Items from a dataset
--- --- ---

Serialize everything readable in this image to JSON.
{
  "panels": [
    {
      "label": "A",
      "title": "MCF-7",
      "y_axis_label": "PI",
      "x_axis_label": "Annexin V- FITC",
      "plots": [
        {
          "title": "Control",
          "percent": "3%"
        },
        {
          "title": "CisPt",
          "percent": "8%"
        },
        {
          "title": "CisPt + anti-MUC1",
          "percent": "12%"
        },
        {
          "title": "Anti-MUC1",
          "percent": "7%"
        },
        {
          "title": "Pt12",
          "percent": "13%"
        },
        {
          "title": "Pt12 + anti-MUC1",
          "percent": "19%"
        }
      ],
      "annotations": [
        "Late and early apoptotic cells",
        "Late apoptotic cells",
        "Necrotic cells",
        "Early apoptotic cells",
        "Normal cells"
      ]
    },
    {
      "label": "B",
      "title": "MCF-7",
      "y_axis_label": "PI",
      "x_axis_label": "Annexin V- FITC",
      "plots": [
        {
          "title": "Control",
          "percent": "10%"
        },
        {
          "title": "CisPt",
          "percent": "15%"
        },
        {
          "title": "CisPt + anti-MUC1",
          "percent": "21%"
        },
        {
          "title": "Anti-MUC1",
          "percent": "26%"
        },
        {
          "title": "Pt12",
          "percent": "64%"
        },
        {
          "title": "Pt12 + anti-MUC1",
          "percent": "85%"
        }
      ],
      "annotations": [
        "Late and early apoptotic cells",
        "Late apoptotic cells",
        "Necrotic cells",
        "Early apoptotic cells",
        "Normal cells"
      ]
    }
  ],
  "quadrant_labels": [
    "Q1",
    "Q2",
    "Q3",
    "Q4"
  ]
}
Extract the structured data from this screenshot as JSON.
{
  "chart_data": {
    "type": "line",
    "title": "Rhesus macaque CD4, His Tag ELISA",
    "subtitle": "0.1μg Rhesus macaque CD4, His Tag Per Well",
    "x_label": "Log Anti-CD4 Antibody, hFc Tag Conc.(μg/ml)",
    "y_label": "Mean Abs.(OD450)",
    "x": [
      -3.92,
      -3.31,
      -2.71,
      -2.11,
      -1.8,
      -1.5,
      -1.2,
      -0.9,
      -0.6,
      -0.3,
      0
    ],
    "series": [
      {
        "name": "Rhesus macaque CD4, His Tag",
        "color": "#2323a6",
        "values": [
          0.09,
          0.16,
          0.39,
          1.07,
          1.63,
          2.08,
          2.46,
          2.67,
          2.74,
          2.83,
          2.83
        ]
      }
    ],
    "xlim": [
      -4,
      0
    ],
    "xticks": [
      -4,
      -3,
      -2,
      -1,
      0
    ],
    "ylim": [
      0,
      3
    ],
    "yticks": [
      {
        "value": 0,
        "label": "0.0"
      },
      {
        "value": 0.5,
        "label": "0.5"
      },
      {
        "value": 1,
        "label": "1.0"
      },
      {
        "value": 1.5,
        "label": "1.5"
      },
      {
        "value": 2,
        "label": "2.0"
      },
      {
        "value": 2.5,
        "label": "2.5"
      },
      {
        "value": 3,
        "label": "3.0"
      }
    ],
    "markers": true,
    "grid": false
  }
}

--- --- ---

__REQUIRED ACTION__
After reading the data above, print it all again exactly.

__WRITTEN ANSWER__
Serialize everything readable in this image to JSON.
{
  "panels": [
    {
      "label": "A",
      "title": "MCF-7",
      "y_axis_label": "PI",
      "x_axis_label": "Annexin V- FITC",
      "plots": [
        {
          "title": "Control",
          "percent": "3%"
        },
        {
          "title": "CisPt",
          "percent": "8%"
        },
        {
          "title": "CisPt + anti-MUC1",
          "percent": "12%"
        },
        {
          "title": "Anti-MUC1",
          "percent": "7%"
        },
        {
          "title": "Pt12",
          "percent": "13%"
        },
        {
          "title": "Pt12 + anti-MUC1",
          "percent": "19%"
        }
      ],
      "annotations": [
        "Late and early apoptotic cells",
        "Late apoptotic cells",
        "Necrotic cells",
        "Early apoptotic cells",
        "Normal cells"
      ]
    },
    {
      "label": "B",
      "title": "MCF-7",
      "y_axis_label": "PI",
      "x_axis_label": "Annexin V- FITC",
      "plots": [
        {
          "title": "Control",
          "percent": "10%"
        },
        {
          "title": "CisPt",
          "percent": "15%"
        },
        {
          "title": "CisPt + anti-MUC1",
          "percent": "21%"
        },
        {
          "title": "Anti-MUC1",
          "percent": "26%"
        },
        {
          "title": "Pt12",
          "percent": "64%"
        },
        {
          "title": "Pt12 + anti-MUC1",
          "percent": "85%"
        }
      ],
      "annotations": [
        "Late and early apoptotic cells",
        "Late apoptotic cells",
        "Necrotic cells",
        "Early apoptotic cells",
        "Normal cells"
      ]
    }
  ],
  "quadrant_labels": [
    "Q1",
    "Q2",
    "Q3",
    "Q4"
  ]
}
Extract the structured data from this screenshot as JSON.
{
  "chart_data": {
    "type": "line",
    "title": "Rhesus macaque CD4, His Tag ELISA",
    "subtitle": "0.1μg Rhesus macaque CD4, His Tag Per Well",
    "x_label": "Log Anti-CD4 Antibody, hFc Tag Conc.(μg/ml)",
    "y_label": "Mean Abs.(OD450)",
    "x": [
      -3.92,
      -3.31,
      -2.71,
      -2.11,
      -1.8,
      -1.5,
      -1.2,
      -0.9,
      -0.6,
      -0.3,
      0
    ],
    "series": [
      {
        "name": "Rhesus macaque CD4, His Tag",
        "color": "#2323a6",
        "values": [
          0.09,
          0.16,
          0.39,
          1.07,
          1.63,
          2.08,
          2.46,
          2.67,
          2.74,
          2.83,
          2.83
        ]
      }
    ],
    "xlim": [
      -4,
      0
    ],
    "xticks": [
      -4,
      -3,
      -2,
      -1,
      0
    ],
    "ylim": [
      0,
      3
    ],
    "yticks": [
      {
        "value": 0,
        "label": "0.0"
      },
      {
        "value": 0.5,
        "label": "0.5"
      },
      {
        "value": 1,
        "label": "1.0"
      },
      {
        "value": 1.5,
        "label": "1.5"
      },
      {
        "value": 2,
        "label": "2.0"
      },
      {
        "value": 2.5,
        "label": "2.5"
      },
      {
        "value": 3,
        "label": "3.0"
      }
    ],
    "markers": true,
    "grid": false
  }
}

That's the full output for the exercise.